What is asked:
Return each line holding the string "Asset".

Record set:
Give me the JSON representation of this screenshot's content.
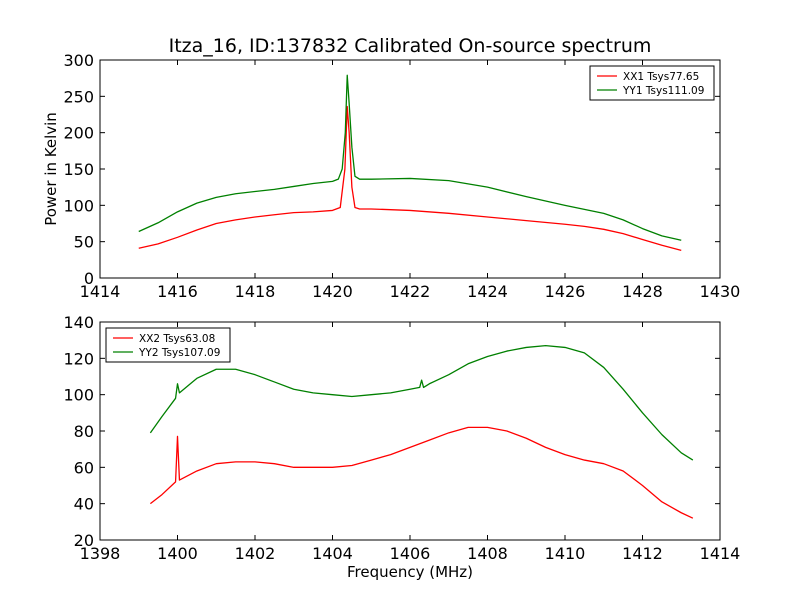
{
  "figure": {
    "title": "Itza_16, ID:137832 Calibrated On-source spectrum",
    "colors": {
      "red": "#ff0000",
      "green": "#008000"
    }
  },
  "chart_data": [
    {
      "type": "line",
      "title": "Itza_16, ID:137832 Calibrated On-source spectrum",
      "xlabel": "",
      "ylabel": "Power in Kelvin",
      "xlim": [
        1414,
        1430
      ],
      "ylim": [
        0,
        300
      ],
      "xticks": [
        "1414",
        "1416",
        "1418",
        "1420",
        "1422",
        "1424",
        "1426",
        "1428",
        "1430"
      ],
      "yticks": [
        "0",
        "50",
        "100",
        "150",
        "200",
        "250",
        "300"
      ],
      "legend_position": "top-right",
      "series": [
        {
          "name": "XX1 Tsys77.65",
          "color": "#ff0000",
          "points": [
            [
              1415.0,
              41
            ],
            [
              1415.5,
              47
            ],
            [
              1416.0,
              56
            ],
            [
              1416.5,
              66
            ],
            [
              1417.0,
              75
            ],
            [
              1417.5,
              80
            ],
            [
              1418.0,
              84
            ],
            [
              1418.5,
              87
            ],
            [
              1419.0,
              90
            ],
            [
              1419.5,
              91
            ],
            [
              1420.0,
              93
            ],
            [
              1420.2,
              97
            ],
            [
              1420.32,
              150
            ],
            [
              1420.38,
              236
            ],
            [
              1420.43,
              200
            ],
            [
              1420.5,
              125
            ],
            [
              1420.58,
              97
            ],
            [
              1420.7,
              95
            ],
            [
              1421.0,
              95
            ],
            [
              1422.0,
              93
            ],
            [
              1423.0,
              89
            ],
            [
              1424.0,
              84
            ],
            [
              1425.0,
              79
            ],
            [
              1426.0,
              74
            ],
            [
              1426.5,
              71
            ],
            [
              1427.0,
              67
            ],
            [
              1427.5,
              61
            ],
            [
              1428.0,
              53
            ],
            [
              1428.5,
              45
            ],
            [
              1429.0,
              38
            ]
          ]
        },
        {
          "name": "YY1 Tsys111.09",
          "color": "#008000",
          "points": [
            [
              1415.0,
              64
            ],
            [
              1415.5,
              76
            ],
            [
              1416.0,
              91
            ],
            [
              1416.5,
              103
            ],
            [
              1417.0,
              111
            ],
            [
              1417.5,
              116
            ],
            [
              1418.0,
              119
            ],
            [
              1418.5,
              122
            ],
            [
              1419.0,
              126
            ],
            [
              1419.5,
              130
            ],
            [
              1420.0,
              133
            ],
            [
              1420.15,
              136
            ],
            [
              1420.25,
              150
            ],
            [
              1420.33,
              200
            ],
            [
              1420.38,
              279
            ],
            [
              1420.43,
              240
            ],
            [
              1420.5,
              180
            ],
            [
              1420.58,
              140
            ],
            [
              1420.7,
              136
            ],
            [
              1421.0,
              136
            ],
            [
              1422.0,
              137
            ],
            [
              1423.0,
              134
            ],
            [
              1424.0,
              125
            ],
            [
              1425.0,
              112
            ],
            [
              1426.0,
              100
            ],
            [
              1427.0,
              89
            ],
            [
              1427.5,
              80
            ],
            [
              1428.0,
              68
            ],
            [
              1428.5,
              58
            ],
            [
              1429.0,
              52
            ]
          ]
        }
      ]
    },
    {
      "type": "line",
      "xlabel": "Frequency (MHz)",
      "ylabel": "",
      "xlim": [
        1398,
        1414
      ],
      "ylim": [
        20,
        140
      ],
      "xticks": [
        "1398",
        "1400",
        "1402",
        "1404",
        "1406",
        "1408",
        "1410",
        "1412",
        "1414"
      ],
      "yticks": [
        "20",
        "40",
        "60",
        "80",
        "100",
        "120",
        "140"
      ],
      "legend_position": "top-left",
      "series": [
        {
          "name": "XX2 Tsys63.08",
          "color": "#ff0000",
          "points": [
            [
              1399.3,
              40
            ],
            [
              1399.6,
              45
            ],
            [
              1399.95,
              52
            ],
            [
              1400.0,
              77
            ],
            [
              1400.05,
              53
            ],
            [
              1400.5,
              58
            ],
            [
              1401.0,
              62
            ],
            [
              1401.5,
              63
            ],
            [
              1402.0,
              63
            ],
            [
              1402.5,
              62
            ],
            [
              1403.0,
              60
            ],
            [
              1403.5,
              60
            ],
            [
              1404.0,
              60
            ],
            [
              1404.5,
              61
            ],
            [
              1405.0,
              64
            ],
            [
              1405.5,
              67
            ],
            [
              1406.0,
              71
            ],
            [
              1406.5,
              75
            ],
            [
              1407.0,
              79
            ],
            [
              1407.5,
              82
            ],
            [
              1408.0,
              82
            ],
            [
              1408.5,
              80
            ],
            [
              1409.0,
              76
            ],
            [
              1409.5,
              71
            ],
            [
              1410.0,
              67
            ],
            [
              1410.5,
              64
            ],
            [
              1411.0,
              62
            ],
            [
              1411.5,
              58
            ],
            [
              1412.0,
              50
            ],
            [
              1412.5,
              41
            ],
            [
              1413.0,
              35
            ],
            [
              1413.3,
              32
            ]
          ]
        },
        {
          "name": "YY2 Tsys107.09",
          "color": "#008000",
          "points": [
            [
              1399.3,
              79
            ],
            [
              1399.6,
              88
            ],
            [
              1399.95,
              98
            ],
            [
              1400.0,
              106
            ],
            [
              1400.05,
              101
            ],
            [
              1400.5,
              109
            ],
            [
              1401.0,
              114
            ],
            [
              1401.5,
              114
            ],
            [
              1402.0,
              111
            ],
            [
              1402.5,
              107
            ],
            [
              1403.0,
              103
            ],
            [
              1403.5,
              101
            ],
            [
              1404.0,
              100
            ],
            [
              1404.5,
              99
            ],
            [
              1405.0,
              100
            ],
            [
              1405.5,
              101
            ],
            [
              1406.0,
              103
            ],
            [
              1406.25,
              104
            ],
            [
              1406.3,
              108
            ],
            [
              1406.35,
              104
            ],
            [
              1406.5,
              106
            ],
            [
              1407.0,
              111
            ],
            [
              1407.5,
              117
            ],
            [
              1408.0,
              121
            ],
            [
              1408.5,
              124
            ],
            [
              1409.0,
              126
            ],
            [
              1409.5,
              127
            ],
            [
              1410.0,
              126
            ],
            [
              1410.5,
              123
            ],
            [
              1411.0,
              115
            ],
            [
              1411.5,
              103
            ],
            [
              1412.0,
              90
            ],
            [
              1412.5,
              78
            ],
            [
              1413.0,
              68
            ],
            [
              1413.3,
              64
            ]
          ]
        }
      ]
    }
  ]
}
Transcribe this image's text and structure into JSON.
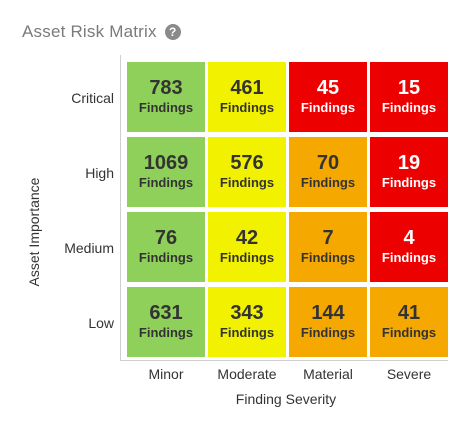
{
  "title": "Asset Risk Matrix",
  "help_icon": "question-circle-icon",
  "y_axis_label": "Asset Importance",
  "x_axis_label": "Finding Severity",
  "rows": [
    "Critical",
    "High",
    "Medium",
    "Low"
  ],
  "columns": [
    "Minor",
    "Moderate",
    "Material",
    "Severe"
  ],
  "cell_unit": "Findings",
  "colors": {
    "green": "#8ed05a",
    "yellow": "#f2f200",
    "orange": "#f5a800",
    "red": "#ec0000"
  },
  "cells": [
    [
      {
        "count": "783",
        "color": "green"
      },
      {
        "count": "461",
        "color": "yellow"
      },
      {
        "count": "45",
        "color": "red"
      },
      {
        "count": "15",
        "color": "red"
      }
    ],
    [
      {
        "count": "1069",
        "color": "green"
      },
      {
        "count": "576",
        "color": "yellow"
      },
      {
        "count": "70",
        "color": "orange"
      },
      {
        "count": "19",
        "color": "red"
      }
    ],
    [
      {
        "count": "76",
        "color": "green"
      },
      {
        "count": "42",
        "color": "yellow"
      },
      {
        "count": "7",
        "color": "orange"
      },
      {
        "count": "4",
        "color": "red"
      }
    ],
    [
      {
        "count": "631",
        "color": "green"
      },
      {
        "count": "343",
        "color": "yellow"
      },
      {
        "count": "144",
        "color": "orange"
      },
      {
        "count": "41",
        "color": "orange"
      }
    ]
  ]
}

Full response:
  "title": "Asset Risk Matrix",
  "y_axis_label": "Asset Importance",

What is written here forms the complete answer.